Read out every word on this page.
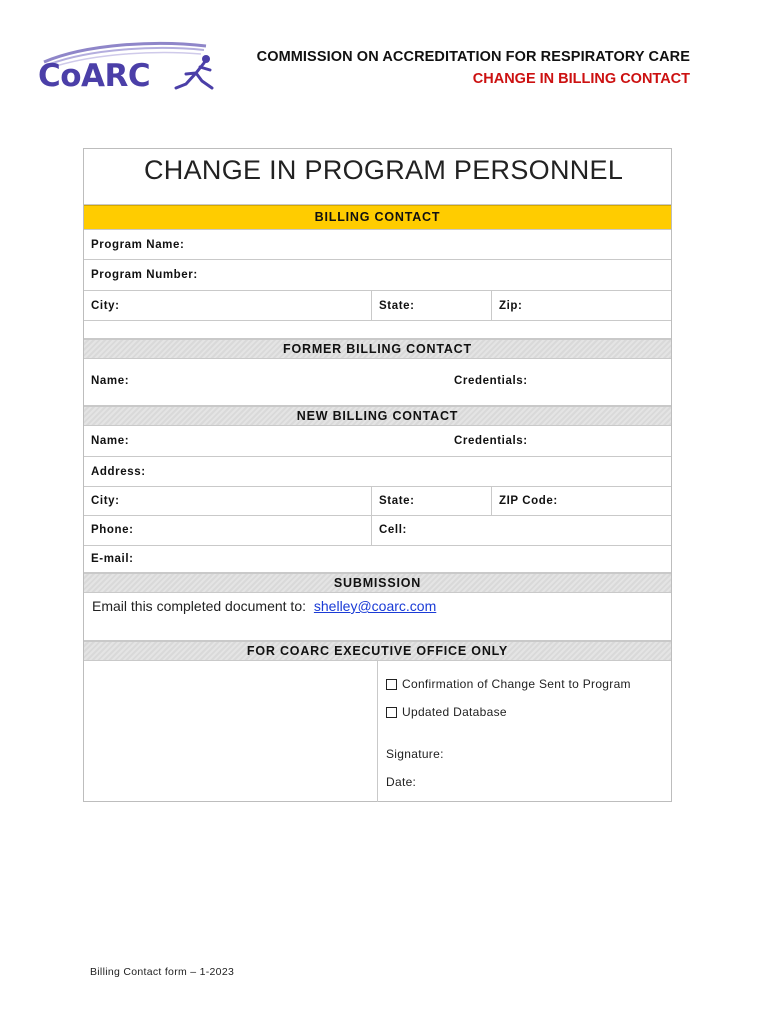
CoARC
COMMISSION ON ACCREDITATION FOR RESPIRATORY CARE
CHANGE IN BILLING CONTACT
CHANGE IN PROGRAM PERSONNEL
BILLING CONTACT
Program Name:
Program Number:
City:	State:	Zip:
FORMER BILLING CONTACT
Name:	Credentials:
NEW BILLING CONTACT
Name:	Credentials:
Address:
City:	State:	ZIP Code:
Phone:	Cell:
E-mail:
SUBMISSION
Email this completed document to: shelley@coarc.com
FOR COARC EXECUTIVE OFFICE ONLY
Confirmation of Change Sent to Program
Updated Database
Signature:
Date:
Billing Contact form – 1-2023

○ ○ ○ ○ ○

*EXERCISE DETAILS*
Repeat verbatim all the material, but not the pictures.

*RESULT FOR THIS EXERCISE*
Read out every word on this page.
CoARC
COMMISSION ON ACCREDITATION FOR RESPIRATORY CARE
CHANGE IN BILLING CONTACT
CHANGE IN PROGRAM PERSONNEL
BILLING CONTACT
Program Name:
Program Number:
City:	State:	Zip:
FORMER BILLING CONTACT
Name:	Credentials:
NEW BILLING CONTACT
Name:	Credentials:
Address:
City:	State:	ZIP Code:
Phone:	Cell:
E-mail:
SUBMISSION
Email this completed document to: shelley@coarc.com
FOR COARC EXECUTIVE OFFICE ONLY
Confirmation of Change Sent to Program
Updated Database
Signature:
Date:
Billing Contact form – 1-2023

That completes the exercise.